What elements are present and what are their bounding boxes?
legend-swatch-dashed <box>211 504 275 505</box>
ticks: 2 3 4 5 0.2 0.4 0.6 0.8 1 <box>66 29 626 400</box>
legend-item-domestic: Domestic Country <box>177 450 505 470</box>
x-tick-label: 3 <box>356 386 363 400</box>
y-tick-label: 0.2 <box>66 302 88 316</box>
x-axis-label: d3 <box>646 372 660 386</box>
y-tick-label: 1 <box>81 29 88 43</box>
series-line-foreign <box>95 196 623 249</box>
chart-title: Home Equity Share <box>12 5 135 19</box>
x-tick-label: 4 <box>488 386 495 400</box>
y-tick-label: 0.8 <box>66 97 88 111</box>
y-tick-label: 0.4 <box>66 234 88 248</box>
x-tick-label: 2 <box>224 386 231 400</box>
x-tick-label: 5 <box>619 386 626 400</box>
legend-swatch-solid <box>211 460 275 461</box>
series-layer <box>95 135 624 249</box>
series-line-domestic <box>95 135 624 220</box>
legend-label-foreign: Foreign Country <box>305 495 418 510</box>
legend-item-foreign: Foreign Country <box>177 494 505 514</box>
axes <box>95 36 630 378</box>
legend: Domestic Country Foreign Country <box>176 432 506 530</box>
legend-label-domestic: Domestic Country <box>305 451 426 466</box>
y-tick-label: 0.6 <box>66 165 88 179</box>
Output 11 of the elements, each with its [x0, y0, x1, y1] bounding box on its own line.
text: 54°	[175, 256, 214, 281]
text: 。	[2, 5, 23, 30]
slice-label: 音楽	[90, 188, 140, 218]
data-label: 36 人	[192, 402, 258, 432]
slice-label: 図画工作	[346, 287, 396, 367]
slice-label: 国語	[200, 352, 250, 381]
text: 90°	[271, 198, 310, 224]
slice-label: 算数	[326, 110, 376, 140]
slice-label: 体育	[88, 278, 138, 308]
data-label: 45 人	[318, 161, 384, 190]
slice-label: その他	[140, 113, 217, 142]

# [Exercise]
Copy the data above line for line, without any changes.

# [Expected output]
What elements are present and what are their bounding boxes?
legend-swatch-dashed <box>211 504 275 505</box>
ticks: 2 3 4 5 0.2 0.4 0.6 0.8 1 <box>66 29 626 400</box>
legend-item-domestic: Domestic Country <box>177 450 505 470</box>
x-tick-label: 3 <box>356 386 363 400</box>
y-tick-label: 0.2 <box>66 302 88 316</box>
x-axis-label: d3 <box>646 372 660 386</box>
y-tick-label: 1 <box>81 29 88 43</box>
series-line-foreign <box>95 196 623 249</box>
chart-title: Home Equity Share <box>12 5 135 19</box>
x-tick-label: 4 <box>488 386 495 400</box>
y-tick-label: 0.8 <box>66 97 88 111</box>
y-tick-label: 0.4 <box>66 234 88 248</box>
x-tick-label: 2 <box>224 386 231 400</box>
x-tick-label: 5 <box>619 386 626 400</box>
legend-swatch-solid <box>211 460 275 461</box>
series-layer <box>95 135 624 249</box>
series-line-domestic <box>95 135 624 220</box>
legend-label-foreign: Foreign Country <box>305 495 418 510</box>
legend-item-foreign: Foreign Country <box>177 494 505 514</box>
axes <box>95 36 630 378</box>
legend: Domestic Country Foreign Country <box>176 432 506 530</box>
legend-label-domestic: Domestic Country <box>305 451 426 466</box>
y-tick-label: 0.6 <box>66 165 88 179</box>
Output 11 of the elements, each with its [x0, y0, x1, y1] bounding box on its own line.
text: 54°	[175, 256, 214, 281]
text: 。	[2, 5, 23, 30]
slice-label: 音楽	[90, 188, 140, 218]
data-label: 36 人	[192, 402, 258, 432]
slice-label: 図画工作	[346, 287, 396, 367]
slice-label: 国語	[200, 352, 250, 381]
text: 90°	[271, 198, 310, 224]
slice-label: 算数	[326, 110, 376, 140]
slice-label: 体育	[88, 278, 138, 308]
data-label: 45 人	[318, 161, 384, 190]
slice-label: その他	[140, 113, 217, 142]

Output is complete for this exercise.